• _PROVIDED ENTRIES_
★ ★ ★ ★ ★
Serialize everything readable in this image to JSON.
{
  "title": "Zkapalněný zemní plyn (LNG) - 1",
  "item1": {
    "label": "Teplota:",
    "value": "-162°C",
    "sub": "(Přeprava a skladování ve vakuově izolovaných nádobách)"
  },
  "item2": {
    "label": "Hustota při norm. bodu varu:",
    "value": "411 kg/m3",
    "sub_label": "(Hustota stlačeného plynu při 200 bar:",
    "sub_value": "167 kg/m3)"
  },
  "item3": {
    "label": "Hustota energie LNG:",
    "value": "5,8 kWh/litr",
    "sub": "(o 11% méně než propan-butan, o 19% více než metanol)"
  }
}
★ ★ ★ ★ ★
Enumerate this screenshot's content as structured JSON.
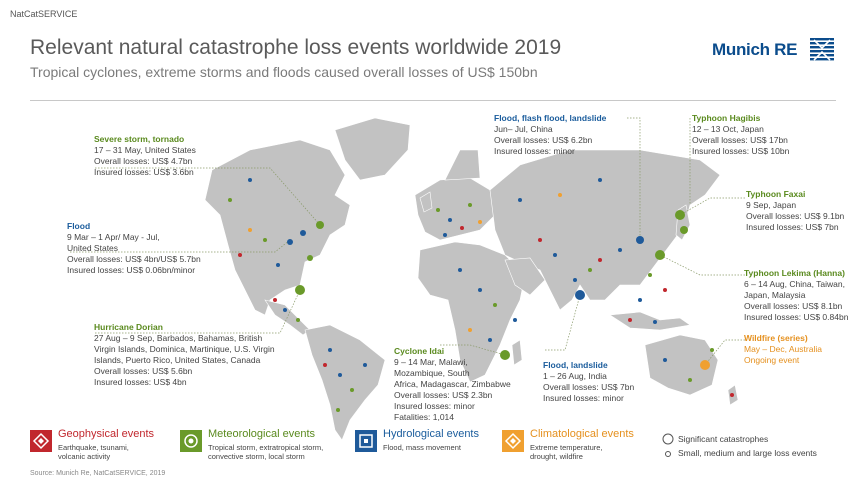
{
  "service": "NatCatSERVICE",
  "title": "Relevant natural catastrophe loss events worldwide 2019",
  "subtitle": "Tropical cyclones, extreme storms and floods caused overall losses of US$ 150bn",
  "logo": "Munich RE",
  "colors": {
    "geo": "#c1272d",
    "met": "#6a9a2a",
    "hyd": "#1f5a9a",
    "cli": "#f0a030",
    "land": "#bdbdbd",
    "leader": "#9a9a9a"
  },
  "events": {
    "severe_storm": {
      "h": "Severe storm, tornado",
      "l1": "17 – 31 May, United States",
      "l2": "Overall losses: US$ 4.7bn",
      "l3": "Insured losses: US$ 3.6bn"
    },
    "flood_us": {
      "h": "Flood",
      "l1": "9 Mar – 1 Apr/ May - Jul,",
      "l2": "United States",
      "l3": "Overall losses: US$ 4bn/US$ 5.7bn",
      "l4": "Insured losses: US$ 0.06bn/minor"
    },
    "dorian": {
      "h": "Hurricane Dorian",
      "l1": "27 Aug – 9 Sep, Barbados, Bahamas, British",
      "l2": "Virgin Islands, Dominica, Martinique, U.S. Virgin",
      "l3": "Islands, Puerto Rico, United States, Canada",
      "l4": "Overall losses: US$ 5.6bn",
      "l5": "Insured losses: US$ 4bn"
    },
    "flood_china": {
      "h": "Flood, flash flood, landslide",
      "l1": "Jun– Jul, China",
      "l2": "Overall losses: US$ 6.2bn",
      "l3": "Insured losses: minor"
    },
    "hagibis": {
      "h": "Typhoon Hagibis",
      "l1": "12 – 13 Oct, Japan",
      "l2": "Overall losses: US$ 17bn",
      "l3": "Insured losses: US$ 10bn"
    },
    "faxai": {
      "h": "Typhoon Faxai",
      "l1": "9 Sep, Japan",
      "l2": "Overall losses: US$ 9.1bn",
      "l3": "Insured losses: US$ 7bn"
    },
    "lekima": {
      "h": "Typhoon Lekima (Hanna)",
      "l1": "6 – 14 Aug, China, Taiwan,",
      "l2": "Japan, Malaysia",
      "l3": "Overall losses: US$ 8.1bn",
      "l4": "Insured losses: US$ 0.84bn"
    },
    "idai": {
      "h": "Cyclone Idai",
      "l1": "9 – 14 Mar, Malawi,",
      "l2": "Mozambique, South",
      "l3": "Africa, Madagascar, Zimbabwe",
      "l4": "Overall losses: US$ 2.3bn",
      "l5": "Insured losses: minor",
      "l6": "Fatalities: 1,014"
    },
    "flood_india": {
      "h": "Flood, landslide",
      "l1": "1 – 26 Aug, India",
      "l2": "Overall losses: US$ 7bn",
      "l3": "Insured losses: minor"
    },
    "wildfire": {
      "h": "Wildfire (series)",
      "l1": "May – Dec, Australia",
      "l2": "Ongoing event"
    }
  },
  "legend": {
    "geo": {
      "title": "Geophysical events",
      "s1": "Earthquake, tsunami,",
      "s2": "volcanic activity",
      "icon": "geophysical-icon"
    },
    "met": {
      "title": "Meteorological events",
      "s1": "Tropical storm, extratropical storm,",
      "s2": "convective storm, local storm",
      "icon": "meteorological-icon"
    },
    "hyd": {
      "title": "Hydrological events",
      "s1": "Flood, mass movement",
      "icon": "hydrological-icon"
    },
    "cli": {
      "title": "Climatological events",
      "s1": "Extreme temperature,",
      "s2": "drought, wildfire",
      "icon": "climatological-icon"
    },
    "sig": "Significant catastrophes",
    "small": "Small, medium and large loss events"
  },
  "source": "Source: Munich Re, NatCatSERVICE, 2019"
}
★ ★ ★ ★ ★
• _PROBLEM TO SOLVE_
Locate all lines holding the word "Hustota", then copy them out.

• _FINISHED EXERCISE_
    "label": "Hustota při norm. bodu varu:",
    "sub_label": "(Hustota stlačeného plynu při 200 bar:",
    "label": "Hustota energie LNG:",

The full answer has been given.